[Data records]

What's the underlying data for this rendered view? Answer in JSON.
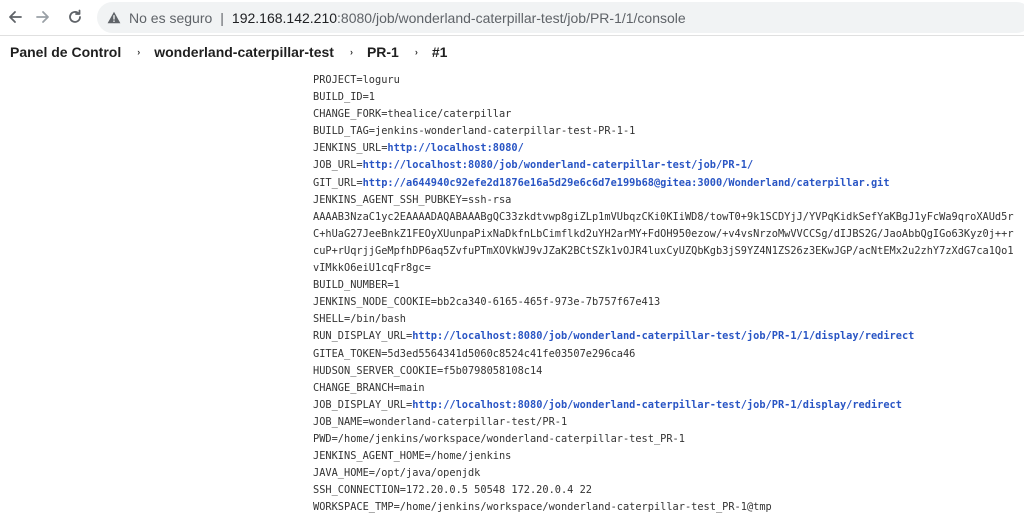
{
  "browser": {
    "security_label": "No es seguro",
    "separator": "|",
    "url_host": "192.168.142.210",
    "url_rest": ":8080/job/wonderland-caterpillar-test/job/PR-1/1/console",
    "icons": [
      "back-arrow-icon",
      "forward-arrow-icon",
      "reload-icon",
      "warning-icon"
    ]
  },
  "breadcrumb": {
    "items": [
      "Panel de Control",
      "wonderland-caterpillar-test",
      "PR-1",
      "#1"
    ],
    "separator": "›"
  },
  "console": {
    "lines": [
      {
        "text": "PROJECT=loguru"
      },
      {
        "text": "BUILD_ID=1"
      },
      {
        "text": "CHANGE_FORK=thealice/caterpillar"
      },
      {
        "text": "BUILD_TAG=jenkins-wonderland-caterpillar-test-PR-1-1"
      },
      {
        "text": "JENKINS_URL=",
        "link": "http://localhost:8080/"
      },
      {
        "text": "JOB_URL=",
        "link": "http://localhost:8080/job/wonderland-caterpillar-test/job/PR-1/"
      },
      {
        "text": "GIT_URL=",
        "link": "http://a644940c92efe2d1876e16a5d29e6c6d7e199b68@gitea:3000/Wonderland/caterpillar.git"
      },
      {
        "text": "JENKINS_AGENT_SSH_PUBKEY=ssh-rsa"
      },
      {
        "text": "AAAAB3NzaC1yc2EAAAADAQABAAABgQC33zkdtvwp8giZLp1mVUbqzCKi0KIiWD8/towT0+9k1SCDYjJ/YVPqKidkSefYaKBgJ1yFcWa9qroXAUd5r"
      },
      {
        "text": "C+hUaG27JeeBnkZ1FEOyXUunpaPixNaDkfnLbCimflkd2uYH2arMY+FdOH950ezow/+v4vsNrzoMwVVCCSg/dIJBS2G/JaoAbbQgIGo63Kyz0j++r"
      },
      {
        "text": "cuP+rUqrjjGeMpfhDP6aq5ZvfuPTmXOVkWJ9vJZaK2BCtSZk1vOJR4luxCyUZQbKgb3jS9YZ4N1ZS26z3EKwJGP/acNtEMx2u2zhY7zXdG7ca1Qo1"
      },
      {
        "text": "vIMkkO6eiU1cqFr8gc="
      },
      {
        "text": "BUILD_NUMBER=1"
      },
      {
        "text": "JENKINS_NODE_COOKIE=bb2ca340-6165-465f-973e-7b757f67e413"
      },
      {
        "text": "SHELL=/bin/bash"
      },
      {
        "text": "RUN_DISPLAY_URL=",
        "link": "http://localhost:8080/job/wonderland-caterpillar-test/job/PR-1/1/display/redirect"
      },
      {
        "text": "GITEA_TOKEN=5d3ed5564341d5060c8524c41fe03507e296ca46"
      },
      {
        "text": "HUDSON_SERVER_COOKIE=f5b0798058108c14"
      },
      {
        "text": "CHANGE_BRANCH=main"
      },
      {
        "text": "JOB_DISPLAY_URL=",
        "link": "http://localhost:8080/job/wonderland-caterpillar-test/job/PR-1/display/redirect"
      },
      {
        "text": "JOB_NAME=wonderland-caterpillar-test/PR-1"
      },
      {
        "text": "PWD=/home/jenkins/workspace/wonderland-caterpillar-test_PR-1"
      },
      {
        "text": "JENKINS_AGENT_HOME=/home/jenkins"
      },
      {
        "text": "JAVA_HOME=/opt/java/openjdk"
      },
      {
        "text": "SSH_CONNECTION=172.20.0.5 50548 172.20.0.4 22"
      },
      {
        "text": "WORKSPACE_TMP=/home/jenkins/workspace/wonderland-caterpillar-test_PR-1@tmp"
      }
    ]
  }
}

...

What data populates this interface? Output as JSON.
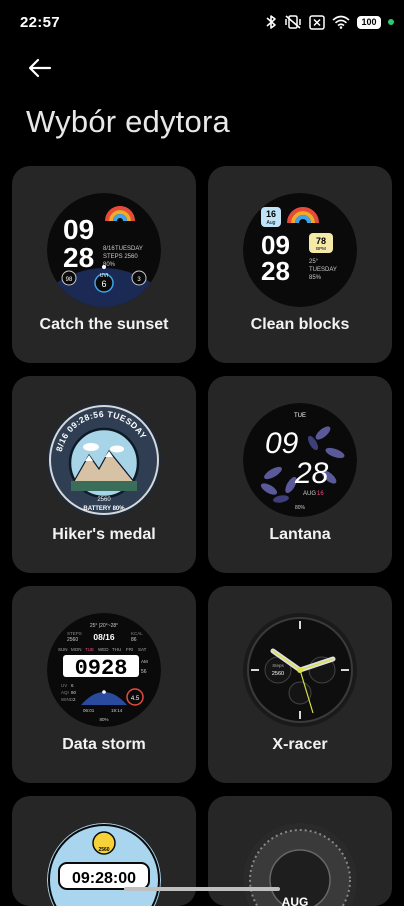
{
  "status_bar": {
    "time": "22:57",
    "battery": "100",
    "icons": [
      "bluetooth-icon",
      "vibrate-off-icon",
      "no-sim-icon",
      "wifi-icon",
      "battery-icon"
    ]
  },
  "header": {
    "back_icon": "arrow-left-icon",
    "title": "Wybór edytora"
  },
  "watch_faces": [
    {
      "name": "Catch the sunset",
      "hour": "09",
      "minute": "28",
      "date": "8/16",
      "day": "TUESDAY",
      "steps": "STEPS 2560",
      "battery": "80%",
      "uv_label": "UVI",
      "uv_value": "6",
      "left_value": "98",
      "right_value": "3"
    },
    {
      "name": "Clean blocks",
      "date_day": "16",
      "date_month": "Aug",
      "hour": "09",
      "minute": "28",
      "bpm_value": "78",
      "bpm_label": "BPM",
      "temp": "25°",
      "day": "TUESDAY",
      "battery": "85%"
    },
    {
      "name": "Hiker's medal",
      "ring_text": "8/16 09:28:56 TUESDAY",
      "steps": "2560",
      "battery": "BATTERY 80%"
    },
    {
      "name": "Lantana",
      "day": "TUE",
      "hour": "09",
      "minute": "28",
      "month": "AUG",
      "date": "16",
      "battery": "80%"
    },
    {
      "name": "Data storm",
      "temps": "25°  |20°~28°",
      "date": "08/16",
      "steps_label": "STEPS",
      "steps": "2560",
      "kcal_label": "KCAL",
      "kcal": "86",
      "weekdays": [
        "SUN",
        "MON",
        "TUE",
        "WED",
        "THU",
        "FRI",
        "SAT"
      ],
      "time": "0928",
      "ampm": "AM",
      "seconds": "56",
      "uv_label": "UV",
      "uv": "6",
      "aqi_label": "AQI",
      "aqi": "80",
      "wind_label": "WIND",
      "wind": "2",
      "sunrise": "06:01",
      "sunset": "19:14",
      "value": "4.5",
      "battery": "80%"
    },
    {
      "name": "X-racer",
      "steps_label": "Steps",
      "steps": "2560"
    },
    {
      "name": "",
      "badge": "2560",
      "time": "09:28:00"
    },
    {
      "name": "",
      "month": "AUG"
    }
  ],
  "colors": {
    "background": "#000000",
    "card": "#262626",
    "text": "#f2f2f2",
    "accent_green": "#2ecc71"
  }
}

* * *

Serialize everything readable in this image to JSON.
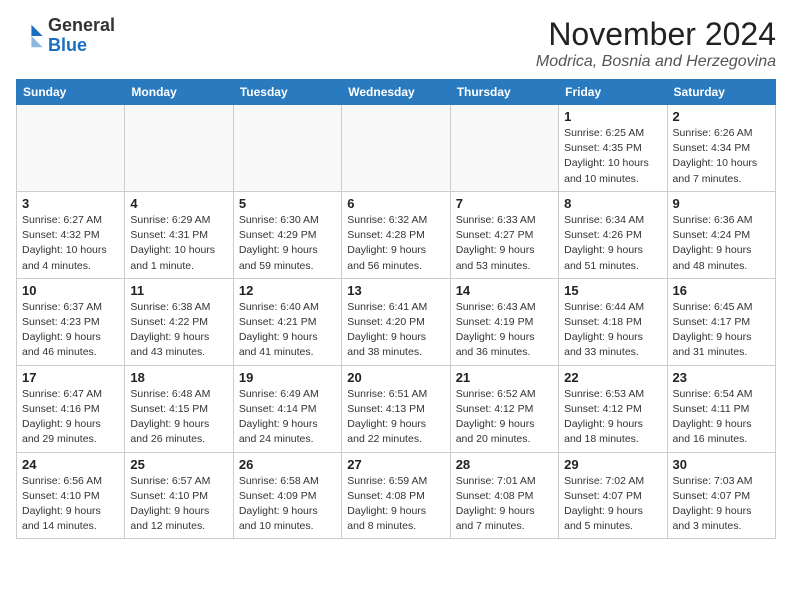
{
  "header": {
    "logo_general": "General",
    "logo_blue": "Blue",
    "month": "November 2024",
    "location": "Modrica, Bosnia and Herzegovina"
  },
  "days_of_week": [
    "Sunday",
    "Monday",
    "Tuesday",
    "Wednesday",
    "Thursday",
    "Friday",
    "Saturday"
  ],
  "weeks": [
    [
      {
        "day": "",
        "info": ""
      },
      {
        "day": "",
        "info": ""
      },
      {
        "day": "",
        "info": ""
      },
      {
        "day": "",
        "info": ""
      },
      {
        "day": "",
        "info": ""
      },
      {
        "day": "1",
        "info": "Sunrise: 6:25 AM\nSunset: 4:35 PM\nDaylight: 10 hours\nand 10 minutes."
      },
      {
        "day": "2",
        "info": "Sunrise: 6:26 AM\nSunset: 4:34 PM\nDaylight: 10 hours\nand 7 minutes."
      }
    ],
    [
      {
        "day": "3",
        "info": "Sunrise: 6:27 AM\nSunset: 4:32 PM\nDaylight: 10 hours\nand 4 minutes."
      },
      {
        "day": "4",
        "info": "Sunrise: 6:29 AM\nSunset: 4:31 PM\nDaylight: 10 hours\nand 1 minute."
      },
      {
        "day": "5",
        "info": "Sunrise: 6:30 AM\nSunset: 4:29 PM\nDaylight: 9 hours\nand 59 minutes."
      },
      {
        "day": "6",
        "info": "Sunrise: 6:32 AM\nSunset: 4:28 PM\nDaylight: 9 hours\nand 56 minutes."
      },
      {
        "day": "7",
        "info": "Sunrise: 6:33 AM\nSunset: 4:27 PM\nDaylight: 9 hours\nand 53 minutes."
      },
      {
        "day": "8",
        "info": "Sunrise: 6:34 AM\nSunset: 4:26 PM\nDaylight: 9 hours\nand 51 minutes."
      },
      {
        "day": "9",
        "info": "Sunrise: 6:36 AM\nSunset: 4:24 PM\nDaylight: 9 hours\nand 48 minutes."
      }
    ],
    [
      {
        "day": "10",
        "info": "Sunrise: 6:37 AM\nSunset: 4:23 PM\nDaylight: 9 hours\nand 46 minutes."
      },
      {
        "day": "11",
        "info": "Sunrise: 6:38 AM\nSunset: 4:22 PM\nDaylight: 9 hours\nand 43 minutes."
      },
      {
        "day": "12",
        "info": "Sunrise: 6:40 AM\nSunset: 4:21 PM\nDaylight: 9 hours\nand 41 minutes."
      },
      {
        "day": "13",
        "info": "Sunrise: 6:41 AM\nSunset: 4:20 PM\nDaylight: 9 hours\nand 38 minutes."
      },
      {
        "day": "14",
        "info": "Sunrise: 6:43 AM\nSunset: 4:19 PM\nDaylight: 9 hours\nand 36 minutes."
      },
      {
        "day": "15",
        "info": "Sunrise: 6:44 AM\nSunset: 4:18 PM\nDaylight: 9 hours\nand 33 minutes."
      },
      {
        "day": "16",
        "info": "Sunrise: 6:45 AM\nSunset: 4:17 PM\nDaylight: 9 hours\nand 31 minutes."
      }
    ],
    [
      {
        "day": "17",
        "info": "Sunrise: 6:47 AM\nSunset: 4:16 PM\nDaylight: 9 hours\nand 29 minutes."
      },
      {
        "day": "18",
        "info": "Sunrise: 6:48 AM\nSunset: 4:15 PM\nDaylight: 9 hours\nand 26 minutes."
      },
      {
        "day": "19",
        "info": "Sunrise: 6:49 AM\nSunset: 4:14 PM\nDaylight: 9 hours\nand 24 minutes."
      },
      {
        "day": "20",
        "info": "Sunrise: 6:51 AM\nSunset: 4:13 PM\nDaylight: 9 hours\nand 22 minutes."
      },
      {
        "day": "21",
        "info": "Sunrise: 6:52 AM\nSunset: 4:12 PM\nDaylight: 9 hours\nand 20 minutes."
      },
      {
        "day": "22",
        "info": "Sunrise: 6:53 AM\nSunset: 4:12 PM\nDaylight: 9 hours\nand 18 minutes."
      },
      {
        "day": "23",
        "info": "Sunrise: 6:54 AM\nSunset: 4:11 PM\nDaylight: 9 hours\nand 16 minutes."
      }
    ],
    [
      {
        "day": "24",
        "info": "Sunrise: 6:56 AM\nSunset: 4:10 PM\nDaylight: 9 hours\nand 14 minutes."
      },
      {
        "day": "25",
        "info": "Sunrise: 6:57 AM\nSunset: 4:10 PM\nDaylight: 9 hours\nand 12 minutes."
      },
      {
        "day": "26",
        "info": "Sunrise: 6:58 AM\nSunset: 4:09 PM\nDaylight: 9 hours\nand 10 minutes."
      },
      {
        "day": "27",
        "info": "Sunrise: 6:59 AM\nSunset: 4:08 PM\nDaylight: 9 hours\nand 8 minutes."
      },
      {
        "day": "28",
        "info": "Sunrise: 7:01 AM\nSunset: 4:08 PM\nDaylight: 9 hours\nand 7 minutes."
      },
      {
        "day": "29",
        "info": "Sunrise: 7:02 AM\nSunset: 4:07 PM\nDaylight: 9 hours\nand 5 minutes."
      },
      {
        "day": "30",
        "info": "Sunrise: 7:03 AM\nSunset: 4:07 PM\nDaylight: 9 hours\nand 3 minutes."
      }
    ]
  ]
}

THE TASK → Identify and copy lines that hold the string "What".

COMPLETED EXERCISE →
What's the underlying data for this rendered view? Answer in JSON.
What data populates this interface? Output as JSON.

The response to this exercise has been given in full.